Figure record listings
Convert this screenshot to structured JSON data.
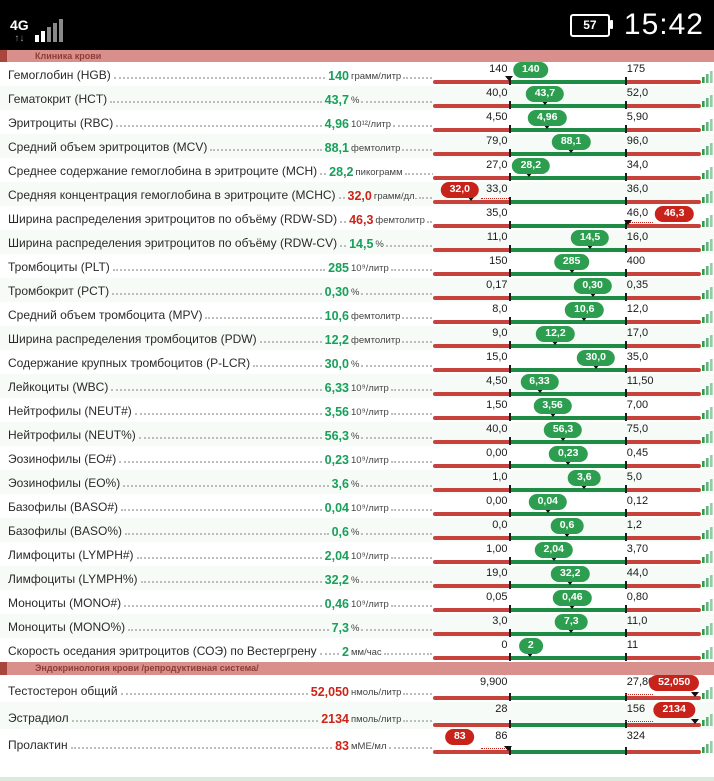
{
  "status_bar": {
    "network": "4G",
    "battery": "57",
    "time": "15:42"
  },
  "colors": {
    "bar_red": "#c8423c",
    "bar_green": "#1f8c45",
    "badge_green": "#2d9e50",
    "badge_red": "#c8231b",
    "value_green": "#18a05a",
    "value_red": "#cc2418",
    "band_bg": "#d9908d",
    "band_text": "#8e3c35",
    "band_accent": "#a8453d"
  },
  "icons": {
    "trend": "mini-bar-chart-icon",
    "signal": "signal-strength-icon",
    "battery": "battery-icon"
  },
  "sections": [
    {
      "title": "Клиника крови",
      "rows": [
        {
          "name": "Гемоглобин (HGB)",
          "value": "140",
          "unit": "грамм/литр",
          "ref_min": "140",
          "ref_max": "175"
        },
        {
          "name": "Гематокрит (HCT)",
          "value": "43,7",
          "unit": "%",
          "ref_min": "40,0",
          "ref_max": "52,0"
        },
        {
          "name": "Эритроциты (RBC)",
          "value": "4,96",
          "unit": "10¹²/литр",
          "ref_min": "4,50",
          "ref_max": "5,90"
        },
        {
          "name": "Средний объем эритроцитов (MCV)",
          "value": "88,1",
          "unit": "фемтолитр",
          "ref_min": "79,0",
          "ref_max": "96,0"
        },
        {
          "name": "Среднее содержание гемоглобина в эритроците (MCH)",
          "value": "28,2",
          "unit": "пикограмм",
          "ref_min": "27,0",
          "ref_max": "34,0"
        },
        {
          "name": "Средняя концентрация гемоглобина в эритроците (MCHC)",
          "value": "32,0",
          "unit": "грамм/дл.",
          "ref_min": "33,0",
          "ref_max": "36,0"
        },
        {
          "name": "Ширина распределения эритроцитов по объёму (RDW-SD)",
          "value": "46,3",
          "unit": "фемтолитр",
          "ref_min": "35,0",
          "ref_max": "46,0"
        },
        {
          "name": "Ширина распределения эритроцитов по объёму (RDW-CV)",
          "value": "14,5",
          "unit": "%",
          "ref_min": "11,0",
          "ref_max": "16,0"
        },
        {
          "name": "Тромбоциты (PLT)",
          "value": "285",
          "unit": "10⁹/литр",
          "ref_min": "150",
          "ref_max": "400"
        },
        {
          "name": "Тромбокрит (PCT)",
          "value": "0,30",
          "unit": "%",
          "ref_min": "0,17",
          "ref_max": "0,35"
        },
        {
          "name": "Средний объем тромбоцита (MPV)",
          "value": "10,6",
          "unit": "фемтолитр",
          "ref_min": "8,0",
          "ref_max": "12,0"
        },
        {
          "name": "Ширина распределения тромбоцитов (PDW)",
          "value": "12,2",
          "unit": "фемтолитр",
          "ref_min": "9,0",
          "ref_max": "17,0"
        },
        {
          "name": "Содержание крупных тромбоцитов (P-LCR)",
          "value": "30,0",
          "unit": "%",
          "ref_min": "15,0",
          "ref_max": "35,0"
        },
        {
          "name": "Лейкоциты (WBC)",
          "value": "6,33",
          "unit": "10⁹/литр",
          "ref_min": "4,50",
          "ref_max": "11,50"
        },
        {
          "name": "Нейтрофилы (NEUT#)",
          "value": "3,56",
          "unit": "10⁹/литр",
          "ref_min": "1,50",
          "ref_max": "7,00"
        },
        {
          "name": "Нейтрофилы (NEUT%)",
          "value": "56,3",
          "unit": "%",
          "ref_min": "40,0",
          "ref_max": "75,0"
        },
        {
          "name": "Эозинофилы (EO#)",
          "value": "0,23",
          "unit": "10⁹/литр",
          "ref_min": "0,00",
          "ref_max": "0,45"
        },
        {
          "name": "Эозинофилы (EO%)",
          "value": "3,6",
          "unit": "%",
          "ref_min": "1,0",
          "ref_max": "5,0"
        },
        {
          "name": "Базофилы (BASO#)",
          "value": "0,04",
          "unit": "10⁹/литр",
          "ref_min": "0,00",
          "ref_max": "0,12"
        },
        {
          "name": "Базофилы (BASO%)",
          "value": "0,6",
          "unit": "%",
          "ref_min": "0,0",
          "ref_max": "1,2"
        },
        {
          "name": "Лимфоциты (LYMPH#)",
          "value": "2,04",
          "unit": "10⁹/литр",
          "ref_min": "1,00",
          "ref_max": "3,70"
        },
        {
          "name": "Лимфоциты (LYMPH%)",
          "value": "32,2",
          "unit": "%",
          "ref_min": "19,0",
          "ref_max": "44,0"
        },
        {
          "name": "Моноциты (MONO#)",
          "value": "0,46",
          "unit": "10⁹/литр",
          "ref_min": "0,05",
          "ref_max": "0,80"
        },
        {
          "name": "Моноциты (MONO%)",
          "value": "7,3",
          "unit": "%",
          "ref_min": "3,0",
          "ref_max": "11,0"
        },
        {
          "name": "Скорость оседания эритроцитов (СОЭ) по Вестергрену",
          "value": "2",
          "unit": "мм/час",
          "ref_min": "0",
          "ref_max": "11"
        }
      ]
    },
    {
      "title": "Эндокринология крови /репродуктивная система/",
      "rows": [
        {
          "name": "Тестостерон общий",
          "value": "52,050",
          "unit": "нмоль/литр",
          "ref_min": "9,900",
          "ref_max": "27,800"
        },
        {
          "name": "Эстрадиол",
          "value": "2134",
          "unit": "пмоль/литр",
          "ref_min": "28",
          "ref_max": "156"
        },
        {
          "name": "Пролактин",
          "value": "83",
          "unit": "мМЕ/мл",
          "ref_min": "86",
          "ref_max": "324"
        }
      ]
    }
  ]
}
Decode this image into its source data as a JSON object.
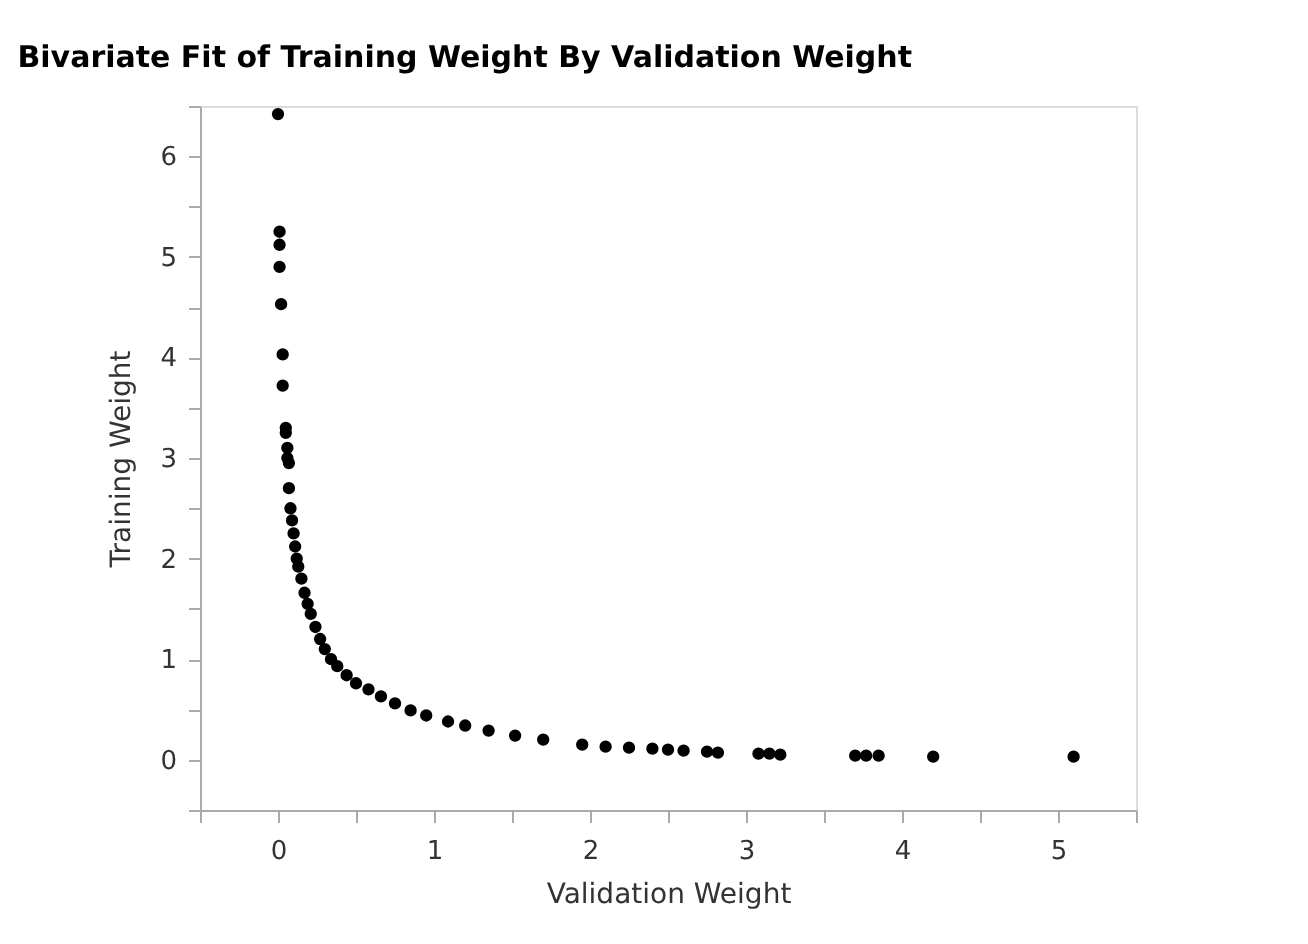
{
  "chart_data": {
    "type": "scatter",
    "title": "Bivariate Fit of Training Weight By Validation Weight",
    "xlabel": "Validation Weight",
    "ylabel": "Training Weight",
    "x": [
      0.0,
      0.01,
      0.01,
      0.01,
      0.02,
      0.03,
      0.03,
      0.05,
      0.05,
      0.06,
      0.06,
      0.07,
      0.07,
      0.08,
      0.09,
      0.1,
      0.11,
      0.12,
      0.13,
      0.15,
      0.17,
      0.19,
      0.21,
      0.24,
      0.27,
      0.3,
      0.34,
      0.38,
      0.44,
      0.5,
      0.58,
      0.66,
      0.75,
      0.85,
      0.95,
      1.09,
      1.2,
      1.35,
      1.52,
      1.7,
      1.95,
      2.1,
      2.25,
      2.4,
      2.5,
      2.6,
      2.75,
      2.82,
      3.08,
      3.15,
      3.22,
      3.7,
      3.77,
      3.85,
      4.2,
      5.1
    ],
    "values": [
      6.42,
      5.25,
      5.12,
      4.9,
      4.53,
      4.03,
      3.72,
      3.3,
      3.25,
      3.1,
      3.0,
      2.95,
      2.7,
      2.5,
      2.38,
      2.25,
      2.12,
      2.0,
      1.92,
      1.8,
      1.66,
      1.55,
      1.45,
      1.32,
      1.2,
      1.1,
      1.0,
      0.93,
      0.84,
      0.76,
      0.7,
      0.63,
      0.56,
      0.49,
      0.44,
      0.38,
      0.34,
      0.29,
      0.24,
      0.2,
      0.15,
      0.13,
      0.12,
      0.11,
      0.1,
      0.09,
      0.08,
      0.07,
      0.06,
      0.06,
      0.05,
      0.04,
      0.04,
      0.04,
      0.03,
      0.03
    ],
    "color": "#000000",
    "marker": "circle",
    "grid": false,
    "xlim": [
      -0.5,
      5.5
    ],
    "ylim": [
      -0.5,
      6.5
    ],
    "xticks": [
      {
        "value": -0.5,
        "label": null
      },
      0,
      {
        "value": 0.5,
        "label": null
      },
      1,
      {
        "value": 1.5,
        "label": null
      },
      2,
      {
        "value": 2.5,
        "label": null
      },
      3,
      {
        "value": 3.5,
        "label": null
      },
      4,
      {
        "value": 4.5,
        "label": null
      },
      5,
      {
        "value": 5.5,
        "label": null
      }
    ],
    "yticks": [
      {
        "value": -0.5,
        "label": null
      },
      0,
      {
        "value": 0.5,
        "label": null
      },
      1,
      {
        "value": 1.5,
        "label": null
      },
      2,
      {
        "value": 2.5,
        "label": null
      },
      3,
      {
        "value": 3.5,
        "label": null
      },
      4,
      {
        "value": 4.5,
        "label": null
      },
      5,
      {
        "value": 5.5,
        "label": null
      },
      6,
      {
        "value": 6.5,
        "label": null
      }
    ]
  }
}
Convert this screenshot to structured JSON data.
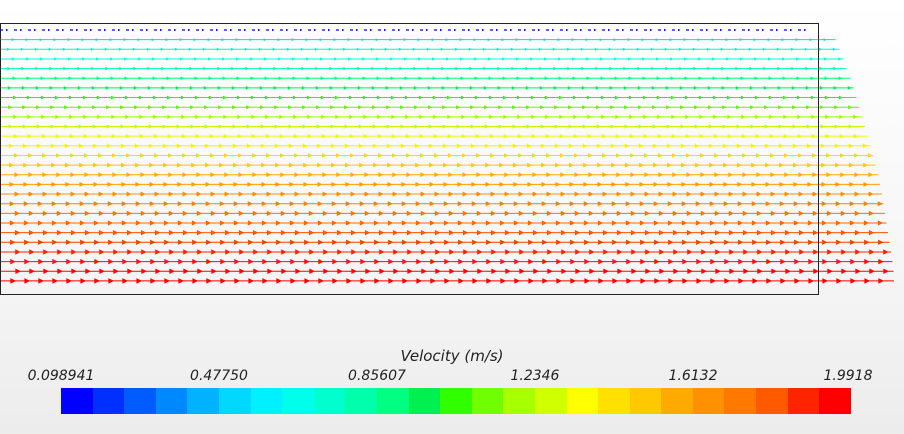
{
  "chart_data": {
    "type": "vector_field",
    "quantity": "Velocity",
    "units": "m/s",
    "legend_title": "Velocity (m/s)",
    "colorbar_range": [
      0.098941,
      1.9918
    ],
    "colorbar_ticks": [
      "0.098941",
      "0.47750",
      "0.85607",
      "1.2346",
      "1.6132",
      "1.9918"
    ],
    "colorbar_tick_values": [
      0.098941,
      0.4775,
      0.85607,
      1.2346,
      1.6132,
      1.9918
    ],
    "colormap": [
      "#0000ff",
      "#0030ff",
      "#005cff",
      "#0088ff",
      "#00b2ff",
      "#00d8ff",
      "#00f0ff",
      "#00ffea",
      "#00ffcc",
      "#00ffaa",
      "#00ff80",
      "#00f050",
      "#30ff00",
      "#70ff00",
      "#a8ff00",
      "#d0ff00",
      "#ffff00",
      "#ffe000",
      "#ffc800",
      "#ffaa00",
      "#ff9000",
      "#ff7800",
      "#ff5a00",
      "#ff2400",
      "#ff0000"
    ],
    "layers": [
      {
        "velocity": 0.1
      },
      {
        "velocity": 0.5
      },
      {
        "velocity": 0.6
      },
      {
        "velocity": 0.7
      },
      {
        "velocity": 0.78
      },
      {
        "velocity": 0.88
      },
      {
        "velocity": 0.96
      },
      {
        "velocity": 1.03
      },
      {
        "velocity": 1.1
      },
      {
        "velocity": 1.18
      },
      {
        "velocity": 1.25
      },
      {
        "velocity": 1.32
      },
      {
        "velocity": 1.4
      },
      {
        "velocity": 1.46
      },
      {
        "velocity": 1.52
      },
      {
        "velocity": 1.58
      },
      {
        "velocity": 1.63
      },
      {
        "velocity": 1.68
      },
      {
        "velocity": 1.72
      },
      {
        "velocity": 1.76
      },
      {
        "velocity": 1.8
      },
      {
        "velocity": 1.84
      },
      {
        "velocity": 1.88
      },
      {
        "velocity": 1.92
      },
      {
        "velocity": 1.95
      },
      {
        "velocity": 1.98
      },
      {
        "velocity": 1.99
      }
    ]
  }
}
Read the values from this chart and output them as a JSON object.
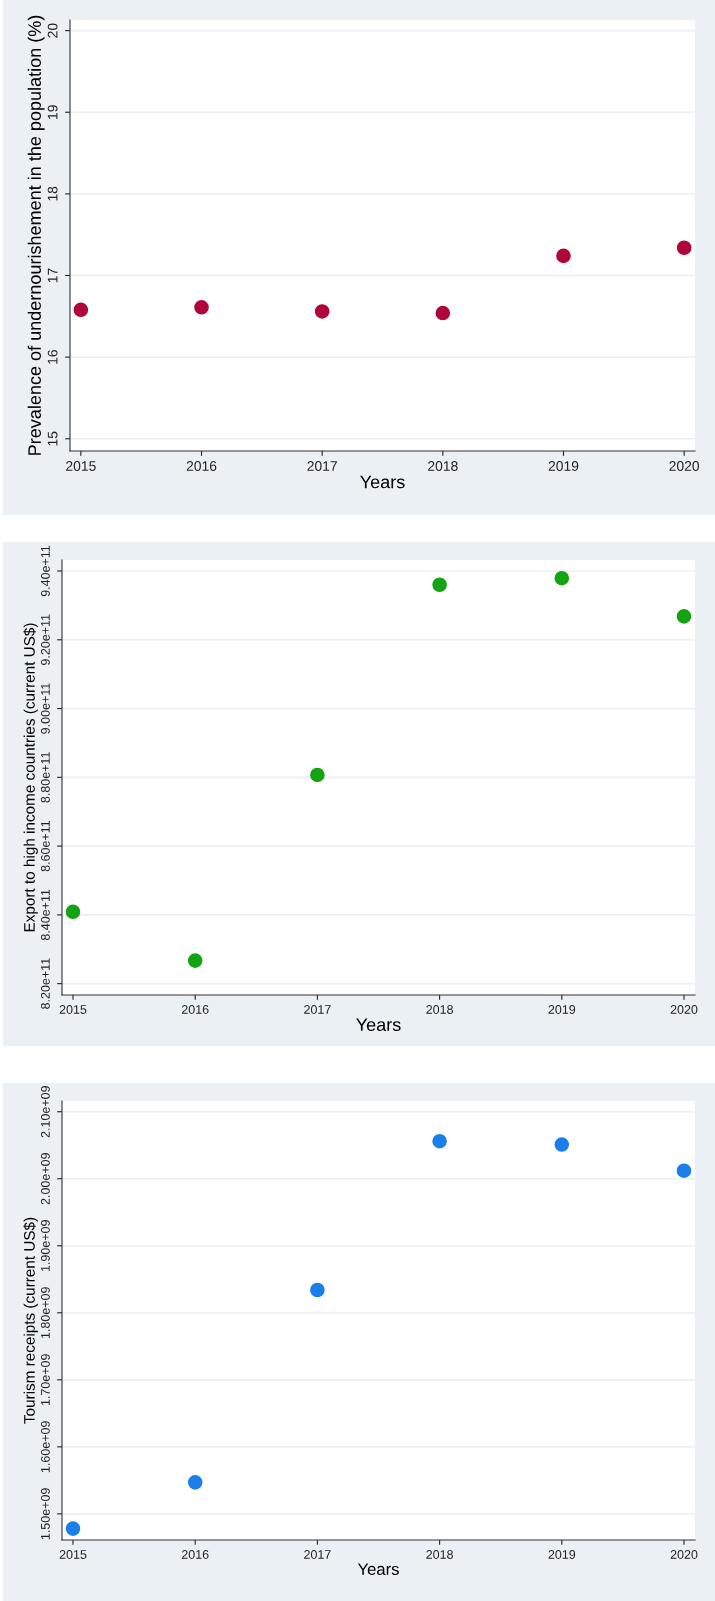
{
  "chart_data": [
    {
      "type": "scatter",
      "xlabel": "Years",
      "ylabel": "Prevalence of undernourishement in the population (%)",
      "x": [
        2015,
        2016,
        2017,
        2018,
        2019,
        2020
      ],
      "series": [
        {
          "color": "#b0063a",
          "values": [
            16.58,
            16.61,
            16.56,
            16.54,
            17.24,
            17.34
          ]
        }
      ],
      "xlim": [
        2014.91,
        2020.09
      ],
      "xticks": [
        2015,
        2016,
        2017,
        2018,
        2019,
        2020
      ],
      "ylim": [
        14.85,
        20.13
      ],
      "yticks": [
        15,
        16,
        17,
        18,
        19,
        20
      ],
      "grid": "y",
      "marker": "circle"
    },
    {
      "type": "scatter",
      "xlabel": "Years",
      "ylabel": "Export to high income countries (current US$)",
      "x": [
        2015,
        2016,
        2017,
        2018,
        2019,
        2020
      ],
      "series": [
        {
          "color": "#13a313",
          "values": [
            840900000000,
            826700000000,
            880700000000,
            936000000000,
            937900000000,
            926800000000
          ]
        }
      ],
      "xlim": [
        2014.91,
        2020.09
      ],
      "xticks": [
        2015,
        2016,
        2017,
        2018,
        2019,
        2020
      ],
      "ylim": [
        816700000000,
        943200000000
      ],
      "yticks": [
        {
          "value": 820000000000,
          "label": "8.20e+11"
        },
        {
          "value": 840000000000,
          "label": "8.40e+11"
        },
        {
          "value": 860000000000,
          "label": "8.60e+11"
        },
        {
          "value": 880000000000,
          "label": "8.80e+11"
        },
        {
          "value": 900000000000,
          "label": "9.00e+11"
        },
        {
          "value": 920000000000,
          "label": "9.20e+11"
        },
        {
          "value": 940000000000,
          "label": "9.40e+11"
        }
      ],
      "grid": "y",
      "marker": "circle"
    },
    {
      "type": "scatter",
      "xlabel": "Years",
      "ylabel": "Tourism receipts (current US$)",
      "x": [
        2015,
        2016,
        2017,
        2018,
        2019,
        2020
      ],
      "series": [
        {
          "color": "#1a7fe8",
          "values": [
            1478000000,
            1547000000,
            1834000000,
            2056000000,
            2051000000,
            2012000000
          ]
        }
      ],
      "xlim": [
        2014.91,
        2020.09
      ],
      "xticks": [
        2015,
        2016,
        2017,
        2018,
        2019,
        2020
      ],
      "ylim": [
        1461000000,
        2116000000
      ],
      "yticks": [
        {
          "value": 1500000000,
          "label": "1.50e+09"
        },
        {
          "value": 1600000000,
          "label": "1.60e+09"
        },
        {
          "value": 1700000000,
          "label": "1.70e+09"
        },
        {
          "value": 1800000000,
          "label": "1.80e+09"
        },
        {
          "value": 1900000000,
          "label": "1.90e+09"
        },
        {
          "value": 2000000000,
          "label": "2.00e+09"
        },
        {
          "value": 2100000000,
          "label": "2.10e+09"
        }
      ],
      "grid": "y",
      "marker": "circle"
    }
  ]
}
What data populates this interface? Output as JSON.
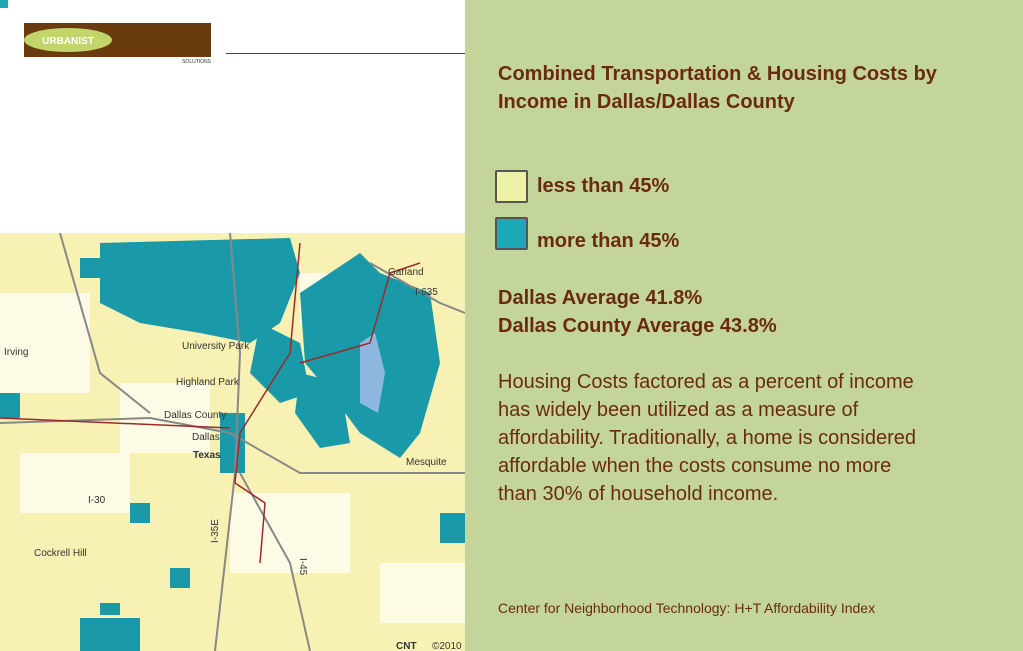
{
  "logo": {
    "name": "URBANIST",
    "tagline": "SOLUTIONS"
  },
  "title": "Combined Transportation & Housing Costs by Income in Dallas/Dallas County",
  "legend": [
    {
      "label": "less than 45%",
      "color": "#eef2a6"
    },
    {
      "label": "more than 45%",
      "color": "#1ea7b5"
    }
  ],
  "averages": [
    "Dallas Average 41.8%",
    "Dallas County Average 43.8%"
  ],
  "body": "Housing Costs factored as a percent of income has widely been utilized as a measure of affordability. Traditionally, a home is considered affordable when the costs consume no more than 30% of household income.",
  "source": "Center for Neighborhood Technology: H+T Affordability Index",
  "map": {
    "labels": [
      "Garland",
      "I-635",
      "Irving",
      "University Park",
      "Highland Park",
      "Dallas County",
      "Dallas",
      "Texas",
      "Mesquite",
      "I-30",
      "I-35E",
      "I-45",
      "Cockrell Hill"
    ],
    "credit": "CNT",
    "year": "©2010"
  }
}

WHAT THE TASK REQUIRES |
Work out the number of lines in this listing that include the word "Weight". Reply with that number only.

EXERCISE OUTPUT |
3